→ **Exercise description**:
Return the records exactly as they are.

◇ ◇ ◇ ◇ ◇ ◇ ◇

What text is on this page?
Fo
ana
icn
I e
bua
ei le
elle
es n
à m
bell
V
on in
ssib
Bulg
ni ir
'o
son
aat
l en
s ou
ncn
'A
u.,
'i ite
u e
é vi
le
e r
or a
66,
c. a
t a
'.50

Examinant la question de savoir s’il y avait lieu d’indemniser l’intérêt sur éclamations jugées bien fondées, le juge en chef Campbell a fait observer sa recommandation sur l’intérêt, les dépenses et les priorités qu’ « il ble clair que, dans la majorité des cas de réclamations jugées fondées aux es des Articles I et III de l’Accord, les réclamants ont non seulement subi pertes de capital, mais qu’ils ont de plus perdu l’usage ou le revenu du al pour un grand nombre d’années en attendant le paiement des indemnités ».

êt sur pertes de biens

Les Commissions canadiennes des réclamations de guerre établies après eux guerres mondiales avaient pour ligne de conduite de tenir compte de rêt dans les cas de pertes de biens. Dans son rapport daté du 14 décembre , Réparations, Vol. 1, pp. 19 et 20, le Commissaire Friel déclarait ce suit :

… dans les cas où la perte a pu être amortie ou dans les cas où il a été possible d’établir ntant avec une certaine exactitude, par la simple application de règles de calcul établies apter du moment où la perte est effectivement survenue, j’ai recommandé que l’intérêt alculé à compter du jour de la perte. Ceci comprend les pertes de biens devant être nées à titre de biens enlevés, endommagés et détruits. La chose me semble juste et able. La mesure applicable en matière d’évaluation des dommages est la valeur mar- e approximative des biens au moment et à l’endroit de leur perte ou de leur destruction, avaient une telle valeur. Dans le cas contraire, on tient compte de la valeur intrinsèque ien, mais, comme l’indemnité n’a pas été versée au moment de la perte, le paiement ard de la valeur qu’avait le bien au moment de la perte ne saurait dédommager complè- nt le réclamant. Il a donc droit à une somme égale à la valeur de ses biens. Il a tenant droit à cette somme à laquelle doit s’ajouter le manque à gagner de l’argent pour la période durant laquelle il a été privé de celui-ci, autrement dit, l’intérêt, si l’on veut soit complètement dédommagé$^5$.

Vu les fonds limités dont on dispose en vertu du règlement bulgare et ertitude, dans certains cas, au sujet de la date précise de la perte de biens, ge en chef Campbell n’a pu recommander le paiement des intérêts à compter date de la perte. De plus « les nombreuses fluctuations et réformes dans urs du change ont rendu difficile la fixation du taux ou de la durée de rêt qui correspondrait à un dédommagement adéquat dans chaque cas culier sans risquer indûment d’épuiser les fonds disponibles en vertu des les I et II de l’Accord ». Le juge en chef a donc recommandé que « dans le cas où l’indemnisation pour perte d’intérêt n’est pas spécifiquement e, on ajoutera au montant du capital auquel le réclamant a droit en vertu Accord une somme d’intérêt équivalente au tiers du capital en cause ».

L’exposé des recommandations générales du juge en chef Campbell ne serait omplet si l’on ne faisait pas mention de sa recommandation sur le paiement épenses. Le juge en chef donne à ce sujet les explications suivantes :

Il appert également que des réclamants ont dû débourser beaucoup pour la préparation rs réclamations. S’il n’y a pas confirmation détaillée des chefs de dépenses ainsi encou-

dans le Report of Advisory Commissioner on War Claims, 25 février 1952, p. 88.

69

◇ ◇ ◇ ◇ ◇ ◇ ◇

→ **Exercise result**:
What text is on this page?
Fo
ana
icn
I e
bua
ei le
elle
es n
à m
bell
V
on in
ssib
Bulg
ni ir
'o
son
aat
l en
s ou
ncn
'A
u.,
'i ite
u e
é vi
le
e r
or a
66,
c. a
t a
'.50

Examinant la question de savoir s’il y avait lieu d’indemniser l’intérêt sur éclamations jugées bien fondées, le juge en chef Campbell a fait observer sa recommandation sur l’intérêt, les dépenses et les priorités qu’ « il ble clair que, dans la majorité des cas de réclamations jugées fondées aux es des Articles I et III de l’Accord, les réclamants ont non seulement subi pertes de capital, mais qu’ils ont de plus perdu l’usage ou le revenu du al pour un grand nombre d’années en attendant le paiement des indemnités ».

êt sur pertes de biens

Les Commissions canadiennes des réclamations de guerre établies après eux guerres mondiales avaient pour ligne de conduite de tenir compte de rêt dans les cas de pertes de biens. Dans son rapport daté du 14 décembre , Réparations, Vol. 1, pp. 19 et 20, le Commissaire Friel déclarait ce suit :

… dans les cas où la perte a pu être amortie ou dans les cas où il a été possible d’établir ntant avec une certaine exactitude, par la simple application de règles de calcul établies apter du moment où la perte est effectivement survenue, j’ai recommandé que l’intérêt alculé à compter du jour de la perte. Ceci comprend les pertes de biens devant être nées à titre de biens enlevés, endommagés et détruits. La chose me semble juste et able. La mesure applicable en matière d’évaluation des dommages est la valeur mar- e approximative des biens au moment et à l’endroit de leur perte ou de leur destruction, avaient une telle valeur. Dans le cas contraire, on tient compte de la valeur intrinsèque ien, mais, comme l’indemnité n’a pas été versée au moment de la perte, le paiement ard de la valeur qu’avait le bien au moment de la perte ne saurait dédommager complè- nt le réclamant. Il a donc droit à une somme égale à la valeur de ses biens. Il a tenant droit à cette somme à laquelle doit s’ajouter le manque à gagner de l’argent pour la période durant laquelle il a été privé de celui-ci, autrement dit, l’intérêt, si l’on veut soit complètement dédommagé$^5$.

Vu les fonds limités dont on dispose en vertu du règlement bulgare et ertitude, dans certains cas, au sujet de la date précise de la perte de biens, ge en chef Campbell n’a pu recommander le paiement des intérêts à compter date de la perte. De plus « les nombreuses fluctuations et réformes dans urs du change ont rendu difficile la fixation du taux ou de la durée de rêt qui correspondrait à un dédommagement adéquat dans chaque cas culier sans risquer indûment d’épuiser les fonds disponibles en vertu des les I et II de l’Accord ». Le juge en chef a donc recommandé que « dans le cas où l’indemnisation pour perte d’intérêt n’est pas spécifiquement e, on ajoutera au montant du capital auquel le réclamant a droit en vertu Accord une somme d’intérêt équivalente au tiers du capital en cause ».

L’exposé des recommandations générales du juge en chef Campbell ne serait omplet si l’on ne faisait pas mention de sa recommandation sur le paiement épenses. Le juge en chef donne à ce sujet les explications suivantes :

Il appert également que des réclamants ont dû débourser beaucoup pour la préparation rs réclamations. S’il n’y a pas confirmation détaillée des chefs de dépenses ainsi encou-

dans le Report of Advisory Commissioner on War Claims, 25 février 1952, p. 88.

69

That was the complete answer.